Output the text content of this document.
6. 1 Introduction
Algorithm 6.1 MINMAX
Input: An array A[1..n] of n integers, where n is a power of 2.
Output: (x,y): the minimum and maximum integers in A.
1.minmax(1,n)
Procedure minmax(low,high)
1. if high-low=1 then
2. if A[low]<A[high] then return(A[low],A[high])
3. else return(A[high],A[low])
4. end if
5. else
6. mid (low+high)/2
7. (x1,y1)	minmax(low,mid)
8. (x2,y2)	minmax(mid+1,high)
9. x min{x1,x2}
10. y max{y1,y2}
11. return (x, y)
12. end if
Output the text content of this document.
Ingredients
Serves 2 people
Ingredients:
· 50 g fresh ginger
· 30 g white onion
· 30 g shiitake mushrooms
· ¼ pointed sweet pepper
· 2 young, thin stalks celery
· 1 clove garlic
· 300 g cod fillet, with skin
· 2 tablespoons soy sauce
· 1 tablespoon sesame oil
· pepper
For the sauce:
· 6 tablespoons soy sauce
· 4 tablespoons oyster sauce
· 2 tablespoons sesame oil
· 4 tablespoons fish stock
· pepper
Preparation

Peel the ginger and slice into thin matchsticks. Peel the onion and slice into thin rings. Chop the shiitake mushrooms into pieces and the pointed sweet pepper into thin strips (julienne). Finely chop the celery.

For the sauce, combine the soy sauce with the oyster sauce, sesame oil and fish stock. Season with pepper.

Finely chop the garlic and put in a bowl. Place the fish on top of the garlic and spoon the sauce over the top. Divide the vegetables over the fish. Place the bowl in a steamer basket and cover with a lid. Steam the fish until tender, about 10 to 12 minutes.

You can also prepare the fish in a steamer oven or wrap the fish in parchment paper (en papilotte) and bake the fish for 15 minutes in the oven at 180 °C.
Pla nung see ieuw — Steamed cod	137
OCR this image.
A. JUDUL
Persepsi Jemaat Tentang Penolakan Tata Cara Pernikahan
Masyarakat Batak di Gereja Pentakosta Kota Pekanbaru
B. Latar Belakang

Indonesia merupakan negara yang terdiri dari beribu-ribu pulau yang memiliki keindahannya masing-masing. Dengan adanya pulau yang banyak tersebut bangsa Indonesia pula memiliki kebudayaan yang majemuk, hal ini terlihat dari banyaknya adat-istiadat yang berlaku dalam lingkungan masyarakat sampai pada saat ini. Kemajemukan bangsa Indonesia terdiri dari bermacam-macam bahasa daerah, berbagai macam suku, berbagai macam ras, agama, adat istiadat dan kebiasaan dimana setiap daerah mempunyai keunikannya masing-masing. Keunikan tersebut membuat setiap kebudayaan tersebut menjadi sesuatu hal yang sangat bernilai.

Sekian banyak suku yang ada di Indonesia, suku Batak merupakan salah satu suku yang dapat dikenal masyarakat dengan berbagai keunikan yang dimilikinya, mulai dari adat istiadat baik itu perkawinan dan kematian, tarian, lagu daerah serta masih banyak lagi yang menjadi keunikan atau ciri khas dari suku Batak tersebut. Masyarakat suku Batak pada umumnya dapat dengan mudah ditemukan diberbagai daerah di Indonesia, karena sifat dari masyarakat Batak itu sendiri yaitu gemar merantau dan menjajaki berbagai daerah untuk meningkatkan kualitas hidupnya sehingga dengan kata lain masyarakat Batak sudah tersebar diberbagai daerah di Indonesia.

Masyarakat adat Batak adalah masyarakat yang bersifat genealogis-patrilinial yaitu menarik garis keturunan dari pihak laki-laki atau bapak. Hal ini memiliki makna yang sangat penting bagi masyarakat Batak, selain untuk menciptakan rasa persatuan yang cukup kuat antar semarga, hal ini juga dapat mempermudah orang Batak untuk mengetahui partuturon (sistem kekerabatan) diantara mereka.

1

────────────────────────────────────────

> _Written task_: The lines to reproduce run from the line containing "OCR this image." to the end of the listing; write them out exactly and add nothing.

> _Written solution_:
OCR this image.
A. JUDUL
Persepsi Jemaat Tentang Penolakan Tata Cara Pernikahan
Masyarakat Batak di Gereja Pentakosta Kota Pekanbaru
B. Latar Belakang

Indonesia merupakan negara yang terdiri dari beribu-ribu pulau yang memiliki keindahannya masing-masing. Dengan adanya pulau yang banyak tersebut bangsa Indonesia pula memiliki kebudayaan yang majemuk, hal ini terlihat dari banyaknya adat-istiadat yang berlaku dalam lingkungan masyarakat sampai pada saat ini. Kemajemukan bangsa Indonesia terdiri dari bermacam-macam bahasa daerah, berbagai macam suku, berbagai macam ras, agama, adat istiadat dan kebiasaan dimana setiap daerah mempunyai keunikannya masing-masing. Keunikan tersebut membuat setiap kebudayaan tersebut menjadi sesuatu hal yang sangat bernilai.

Sekian banyak suku yang ada di Indonesia, suku Batak merupakan salah satu suku yang dapat dikenal masyarakat dengan berbagai keunikan yang dimilikinya, mulai dari adat istiadat baik itu perkawinan dan kematian, tarian, lagu daerah serta masih banyak lagi yang menjadi keunikan atau ciri khas dari suku Batak tersebut. Masyarakat suku Batak pada umumnya dapat dengan mudah ditemukan diberbagai daerah di Indonesia, karena sifat dari masyarakat Batak itu sendiri yaitu gemar merantau dan menjajaki berbagai daerah untuk meningkatkan kualitas hidupnya sehingga dengan kata lain masyarakat Batak sudah tersebar diberbagai daerah di Indonesia.

Masyarakat adat Batak adalah masyarakat yang bersifat genealogis-patrilinial yaitu menarik garis keturunan dari pihak laki-laki atau bapak. Hal ini memiliki makna yang sangat penting bagi masyarakat Batak, selain untuk menciptakan rasa persatuan yang cukup kuat antar semarga, hal ini juga dapat mempermudah orang Batak untuk mengetahui partuturon (sistem kekerabatan) diantara mereka.

1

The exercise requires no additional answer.